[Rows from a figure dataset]
+===+
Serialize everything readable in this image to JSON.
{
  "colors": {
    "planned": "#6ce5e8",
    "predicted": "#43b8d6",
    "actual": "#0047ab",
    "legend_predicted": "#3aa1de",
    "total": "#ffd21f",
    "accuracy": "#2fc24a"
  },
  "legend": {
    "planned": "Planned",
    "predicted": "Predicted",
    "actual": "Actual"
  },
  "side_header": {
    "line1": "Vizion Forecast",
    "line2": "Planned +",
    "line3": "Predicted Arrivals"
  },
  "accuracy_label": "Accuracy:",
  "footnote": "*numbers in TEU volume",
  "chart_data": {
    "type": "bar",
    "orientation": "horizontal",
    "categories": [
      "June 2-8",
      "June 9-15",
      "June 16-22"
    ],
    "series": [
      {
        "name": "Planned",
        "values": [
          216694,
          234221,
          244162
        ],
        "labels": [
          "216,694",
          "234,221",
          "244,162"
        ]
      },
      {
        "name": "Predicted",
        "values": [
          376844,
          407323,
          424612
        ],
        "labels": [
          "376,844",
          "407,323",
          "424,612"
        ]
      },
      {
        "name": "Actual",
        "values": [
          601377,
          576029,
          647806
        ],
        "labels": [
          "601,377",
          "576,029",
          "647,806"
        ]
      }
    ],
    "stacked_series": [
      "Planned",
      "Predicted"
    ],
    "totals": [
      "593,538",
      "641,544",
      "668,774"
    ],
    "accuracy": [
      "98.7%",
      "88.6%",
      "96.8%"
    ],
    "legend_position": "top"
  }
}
+===+
- _Problem requirements_: Give the material above again, word for word.

- _Problem solution_:
Serialize everything readable in this image to JSON.
{
  "colors": {
    "planned": "#6ce5e8",
    "predicted": "#43b8d6",
    "actual": "#0047ab",
    "legend_predicted": "#3aa1de",
    "total": "#ffd21f",
    "accuracy": "#2fc24a"
  },
  "legend": {
    "planned": "Planned",
    "predicted": "Predicted",
    "actual": "Actual"
  },
  "side_header": {
    "line1": "Vizion Forecast",
    "line2": "Planned +",
    "line3": "Predicted Arrivals"
  },
  "accuracy_label": "Accuracy:",
  "footnote": "*numbers in TEU volume",
  "chart_data": {
    "type": "bar",
    "orientation": "horizontal",
    "categories": [
      "June 2-8",
      "June 9-15",
      "June 16-22"
    ],
    "series": [
      {
        "name": "Planned",
        "values": [
          216694,
          234221,
          244162
        ],
        "labels": [
          "216,694",
          "234,221",
          "244,162"
        ]
      },
      {
        "name": "Predicted",
        "values": [
          376844,
          407323,
          424612
        ],
        "labels": [
          "376,844",
          "407,323",
          "424,612"
        ]
      },
      {
        "name": "Actual",
        "values": [
          601377,
          576029,
          647806
        ],
        "labels": [
          "601,377",
          "576,029",
          "647,806"
        ]
      }
    ],
    "stacked_series": [
      "Planned",
      "Predicted"
    ],
    "totals": [
      "593,538",
      "641,544",
      "668,774"
    ],
    "accuracy": [
      "98.7%",
      "88.6%",
      "96.8%"
    ],
    "legend_position": "top"
  }
}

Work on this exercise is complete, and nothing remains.